> _Document excerpt_

++++++

Yolisa Qunta has explained in depth, how and why this anthology, Writing What We Like, came to be in the introduction and in interviews about the book. I agree with her that this type of literature is crucial right now and I also hope that it will spark conversations between all South Africans about who we are and how we treat each other.
I just hope we are a nation that reads??? Judging by the number of reviews I have found online, I worry that this critical analysis of South Africa’s status quo is going unread. So, being a white South African, I will cautiously offer some thoughts.
Throughout this book, I felt as though I was reading someone else’s diary or listening in on a private conversation that I had not been invited to partake in. It was disconcerting at best. I also had a sense that scales were being torn from my eyes with each passing essay. Facts that I have known all my life became truths that cut.
The title is an obvious reference to Steve Biko’s I write what I like, a collection of essays published after his death. It seemed prudent to read Biko’s collection before trying to understand the more recent anthology. I am embarrassed to say I had never made the time to read Biko’s essays before.
His writings are direct and unapologetic. For example, he says; “The most potent weapon in the hands of the oppressor is the mind of the oppressed.” He places precise labels and blame, calling Africans to own their identities; “Black man, you are your own.” His main subject matter is the propagating of Black Consciousness.
Steve’s words seem to echo through this new compilation… “Merely by describing yourself as black you have started on a road towards emancipation, you have committed yourself to fight against all forces that seek to use your blackness as a stamp that marks you out as a subservient being.”
I am passionate about the power of words and language in affecting change. Much of what this blog is about is using language to understand ourselves and to empathise with others. Many of the essays in Quanta’s collection speak of reclaiming language and longing for a sense of pride in an African identity.

++++++

> _Available data_
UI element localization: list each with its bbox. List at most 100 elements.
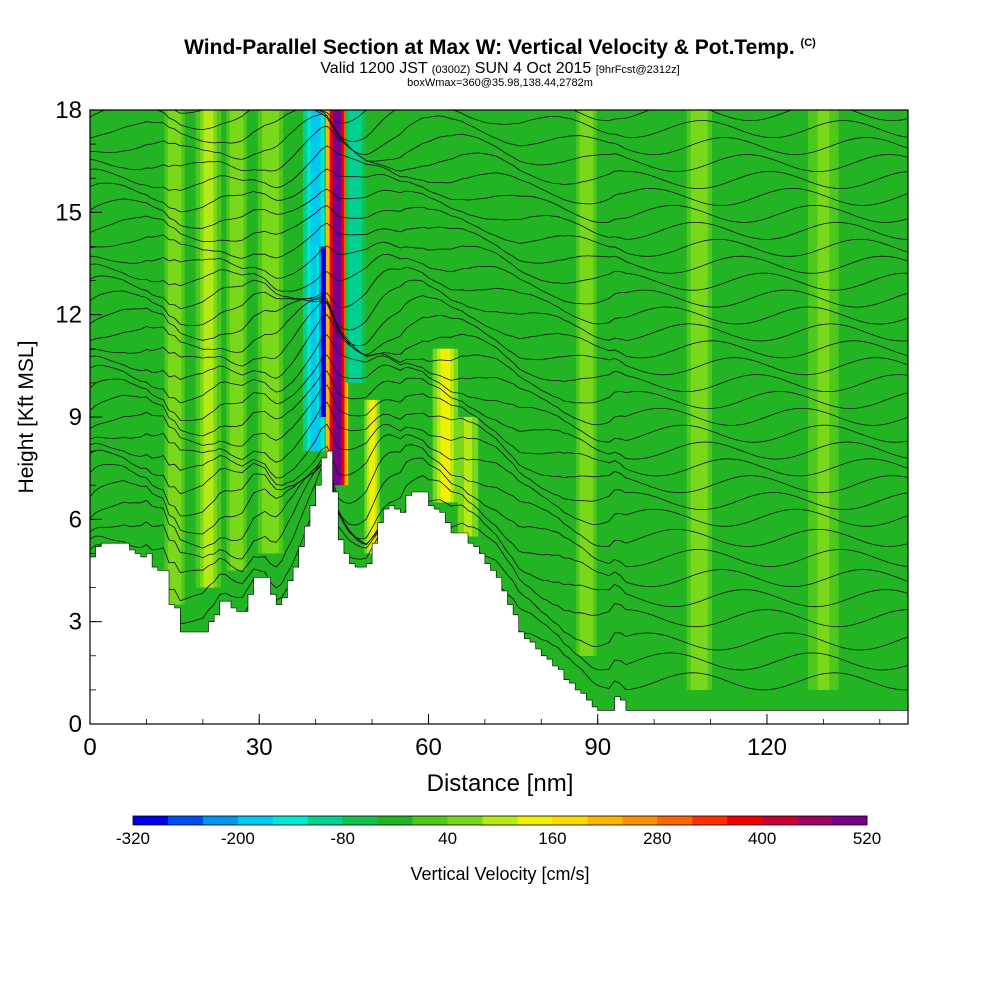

++++++

> _Problem set_
A - Answer these questions using the review of the anthology Writing What We Like.
(i) Which earlier collection does the anthology's title refer to?
(ii) What does the reviewer name as the main subject matter of Biko's writings?
(iii) Judging by the number of reviews found online, what does the reviewer worry about?
B - Write the next part of the review of the anthology Writing What We Like, picking up right after its final sentence.

> _Answers to the exercises_
A -
(i) Steve Biko's I write what I like, a collection of essays published after his death.
(ii) The propagating of Black Consciousness.
(iii) That this critical analysis of South Africa's status quo is going unread.

B -
Simphiwe Dana is ‘Re-dreaming Africa’ through linguistic relativity. Africans must be allowed to learn and express their world view through their indigenous languages. She quotes the philosopher MSC Okolo saying “Of all human inventions, language alone affects, structure, defines, interprets all other aspects of human life. Beliefs, ideas, ideologies, culture, knowledge, experience, values, prejudices are acquired and conveyed through language.”
‘Defining ourselves’ is very reminiscent of Biko’s words. Diakanyo affirms “Africans must reclaim and defend their identity, lest we revert to colonial days when defining ourselves was the task of others.” Then, ‘Mind your language’ shows how Africans are judged and pigeon-holed through their proficiency with a colonial language. Numerous essays call for Africans to embrace their indigenous languages once again.
‘Not just an ID’ grapples with individual identity and cultural belonging. Nama Xam concludes his coming of age tale saying “I believe in the power of self-love. After all, how can you love another, if you cannot love yourself.” ‘An Untold History Lesson’ questions the truth of African history as told in our schools. A re-adjustment of priorities is needed in our curricula.
In ‘White Supremacy vs Transformation’, my guilt as a white South African was served up in a way that I could no longer deny it. Siphokuhle Mathe holds no punches while exposing the privilege that simply being white has afforded me in my lifetime. Yes, I had to repay my university education for a number of years after graduating, but the truth is that I was accepted into the establishment far more easily than many of my African peers. We cannot continue to deny that there is a dichotomy at work. If Whites begin to feel uncomfortable at this undeserved privilege, maybe, just maybe, we can be part of the solution.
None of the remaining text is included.